▸ Task instructions: Please copy the commit email from "Posted to commits@druid.apache.org" to "dual-hosted git repository.", swapping out "regression" for "bug".

▸ Quoted passage:
You are viewing a plain text version of this content. The canonical link for it is here.
Posted to commits@druid.apache.org by gi...@apache.org on 2023/05/26 05:35:09 UTC
[druid] branch master updated: Fix regression in batch segment allocation (#14337)
This is an automated email from the ASF dual-hosted git repository.
gian pushed a commit to branch master
in repository https://gitbox.apache.org/repos/asf/druid.git
The following commit(s) were added to refs/heads/master by this push:
new 0cde3a8b52 Fix regression in batch segment allocation (#14337)
0cde3a8b52 is described below
commit 0cde3a8b522fbd5c09222069ac51689a614b8ec2
Author: Kashif Faraz <ka...@gmail.com>
AuthorDate: Fri May 26 11:04:54 2023 +0530
Fix regression in batch segment allocation (#14337)
* Improve batch segment allocation logs
* Fix batch seg alloc regression
* Fix logs
* Fix logs
* Fix tests and logs
---
.../common/actions/SegmentAllocateRequest.java | 13 +++
.../common/actions/SegmentAllocationQueue.java | 101 +++++++++++++--------
.../common/actions/SegmentAllocateActionTest.java | 4 -
.../common/actions/SegmentAllocationQueueTest.java | 5 +-
4 files changed, 78 insertions(+), 45 deletions(-)
diff --git a/indexing-service/src/main/java/org/apache/druid/indexing/common/actions/SegmentAllocateRequest.java b/indexing-service/src/main/java/org/apache/druid/indexing/common/actions/SegmentAllocateRequest.java
index adac7523f4..74a32c31c4 100644
--- a/indexing-service/src/main/java/org/apache/druid/indexing/common/actions/SegmentAllocateRequest.java
+++ b/indexing-service/src/main/java/org/apache/druid/indexing/common/actions/SegmentAllocateRequest.java
@@ -74,4 +74,17 @@ public class SegmentAllocateRequest
{
return rowInterval;
}
+
+ @Override
+ public String toString()

▸ Dataset rows:
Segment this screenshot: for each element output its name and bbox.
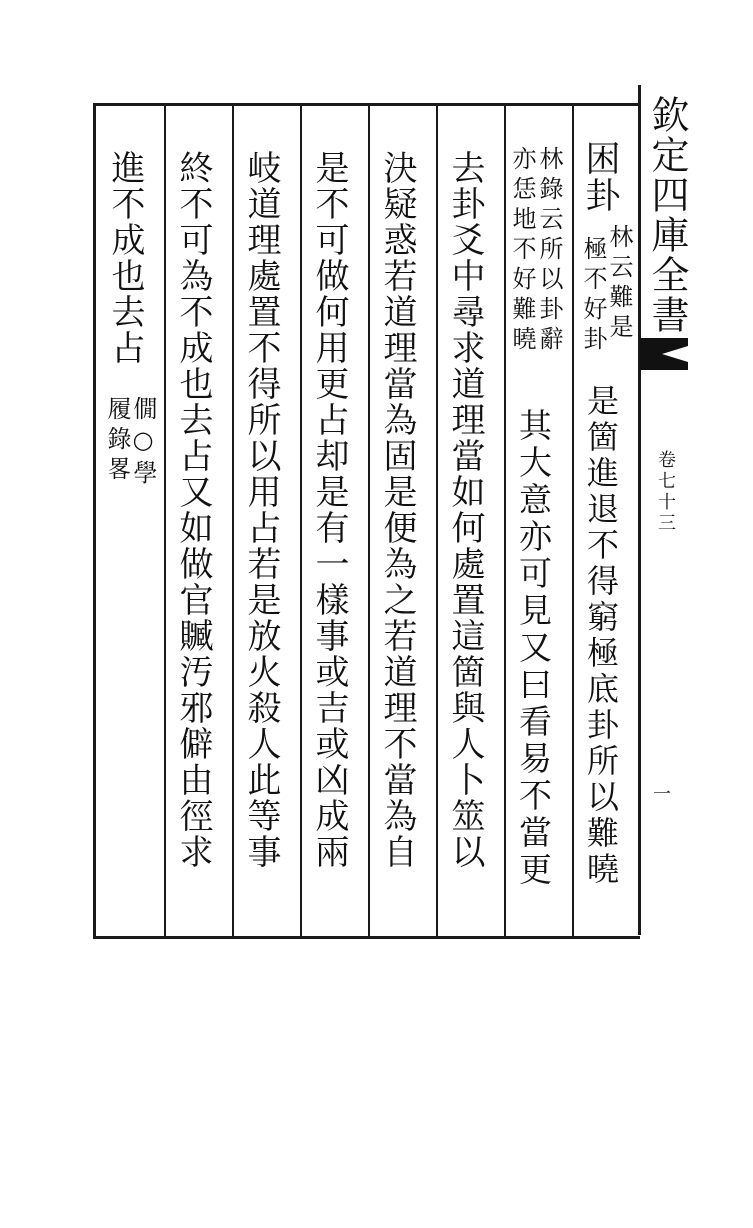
spine-title: 欽定四庫全書	[645, 95, 689, 335]
text-column-1-note-right: 林云難是	[605, 224, 633, 344]
text-column-3: 去卦爻中尋求道理當如何處置這箇與人卜筮以	[445, 150, 485, 870]
column-rule	[436, 106, 438, 936]
text-column-8-note-right: 僩○學	[129, 396, 157, 490]
text-column-2-main: 其大意亦可見又曰看易不當更	[514, 408, 553, 889]
text-column-2-note-left: 亦恁地不好難曉	[508, 146, 536, 356]
text-column-1-note-left: 極不好卦	[579, 236, 607, 356]
text-column-6: 岐道理處置不得所以用占若是放火殺人此等事	[241, 150, 281, 870]
column-rule	[368, 106, 370, 936]
text-column-1-heading: 困卦	[580, 140, 620, 214]
spine-volume: 卷七十三	[655, 450, 676, 534]
column-rule	[572, 106, 574, 936]
text-column-8-main: 進不成也去占	[105, 150, 145, 366]
column-rule	[164, 106, 166, 936]
text-frame	[93, 103, 640, 939]
text-column-4: 決疑惑若道理當為固是便為之若道理不當為自	[377, 150, 417, 870]
text-column-5: 是不可做何用更占却是有一樣事或吉或凶成兩	[309, 150, 349, 870]
text-column-2-note-right: 林錄云所以卦辭	[535, 146, 563, 356]
column-rule	[504, 106, 506, 936]
text-column-1-main: 是箇進退不得窮極底卦所以難曉	[582, 384, 620, 888]
column-rule	[232, 106, 234, 936]
column-rule	[300, 106, 302, 936]
text-column-7: 終不可為不成也去占又如做官贓汚邪僻由徑求	[173, 150, 213, 870]
text-column-8-note-left: 履錄畧	[103, 396, 131, 486]
fish-tail-mark-icon	[640, 338, 688, 370]
spine-rule	[638, 85, 641, 935]
spine-page-number: 一	[653, 784, 671, 805]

▸ Answer below:
Posted to commits@druid.apache.org by gi...@apache.org on 2023/05/26 05:35:09 UTC
[druid] branch master updated: Fix bug in batch segment allocation (#14337)
This is an automated email from the ASF dual-hosted git repository.